* _EXERCISE REQUIREMENTS_: Your answer should be the records, copied exactly, with the pictures removed.

* _MATERIAL FOR THIS EXERCISE_:
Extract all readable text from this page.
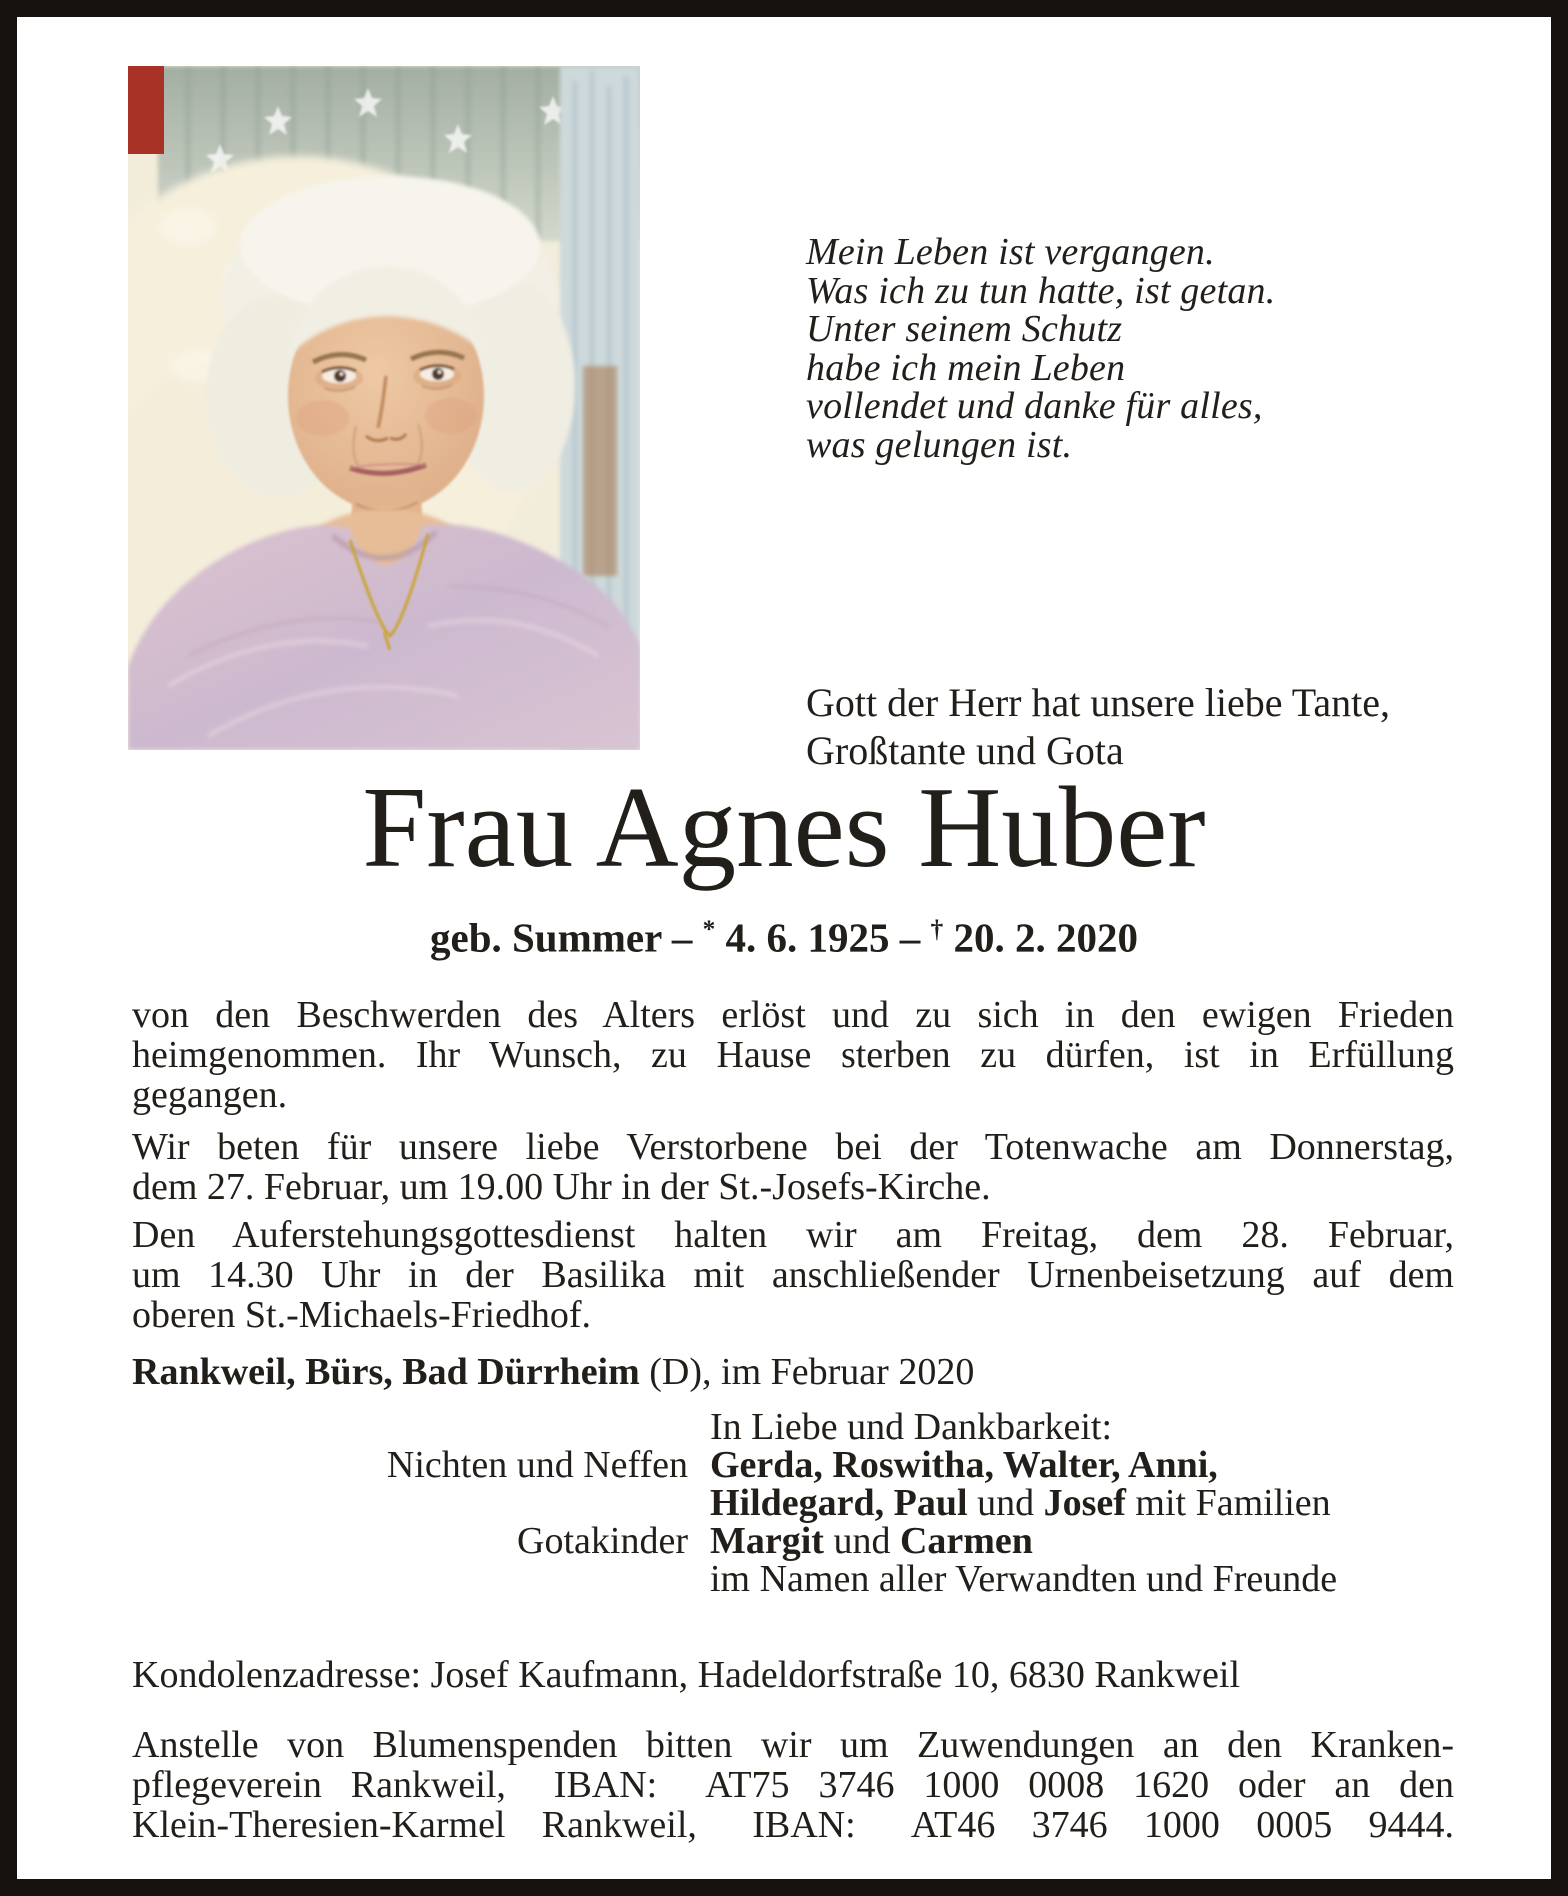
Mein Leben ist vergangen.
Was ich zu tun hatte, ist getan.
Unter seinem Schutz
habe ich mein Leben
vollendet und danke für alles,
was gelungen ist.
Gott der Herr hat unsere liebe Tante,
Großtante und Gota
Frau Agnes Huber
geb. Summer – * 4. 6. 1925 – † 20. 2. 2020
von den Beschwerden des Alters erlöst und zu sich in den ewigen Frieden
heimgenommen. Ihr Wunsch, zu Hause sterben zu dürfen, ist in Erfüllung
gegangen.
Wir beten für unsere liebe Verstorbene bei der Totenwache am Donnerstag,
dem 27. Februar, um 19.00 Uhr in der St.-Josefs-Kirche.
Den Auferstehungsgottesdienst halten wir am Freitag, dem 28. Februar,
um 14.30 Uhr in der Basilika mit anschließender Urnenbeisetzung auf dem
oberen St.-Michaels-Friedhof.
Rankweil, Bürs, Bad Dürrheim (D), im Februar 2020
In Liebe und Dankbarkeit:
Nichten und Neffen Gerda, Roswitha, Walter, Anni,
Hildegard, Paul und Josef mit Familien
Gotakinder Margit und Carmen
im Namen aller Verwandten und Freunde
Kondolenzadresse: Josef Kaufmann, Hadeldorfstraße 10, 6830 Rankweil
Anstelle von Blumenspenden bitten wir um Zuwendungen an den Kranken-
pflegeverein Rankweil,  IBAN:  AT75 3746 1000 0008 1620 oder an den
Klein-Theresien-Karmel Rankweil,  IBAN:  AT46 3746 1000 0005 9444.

* _YOUR RESPONSE_:
Extract all readable text from this page.
Mein Leben ist vergangen.
Was ich zu tun hatte, ist getan.
Unter seinem Schutz
habe ich mein Leben
vollendet und danke für alles,
was gelungen ist.
Gott der Herr hat unsere liebe Tante,
Großtante und Gota
Frau Agnes Huber
geb. Summer – * 4. 6. 1925 – † 20. 2. 2020
von den Beschwerden des Alters erlöst und zu sich in den ewigen Frieden
heimgenommen. Ihr Wunsch, zu Hause sterben zu dürfen, ist in Erfüllung
gegangen.
Wir beten für unsere liebe Verstorbene bei der Totenwache am Donnerstag,
dem 27. Februar, um 19.00 Uhr in der St.-Josefs-Kirche.
Den Auferstehungsgottesdienst halten wir am Freitag, dem 28. Februar,
um 14.30 Uhr in der Basilika mit anschließender Urnenbeisetzung auf dem
oberen St.-Michaels-Friedhof.
Rankweil, Bürs, Bad Dürrheim (D), im Februar 2020
In Liebe und Dankbarkeit:
Nichten und Neffen Gerda, Roswitha, Walter, Anni,
Hildegard, Paul und Josef mit Familien
Gotakinder Margit und Carmen
im Namen aller Verwandten und Freunde
Kondolenzadresse: Josef Kaufmann, Hadeldorfstraße 10, 6830 Rankweil
Anstelle von Blumenspenden bitten wir um Zuwendungen an den Kranken-
pflegeverein Rankweil,  IBAN:  AT75 3746 1000 0008 1620 oder an den
Klein-Theresien-Karmel Rankweil,  IBAN:  AT46 3746 1000 0005 9444.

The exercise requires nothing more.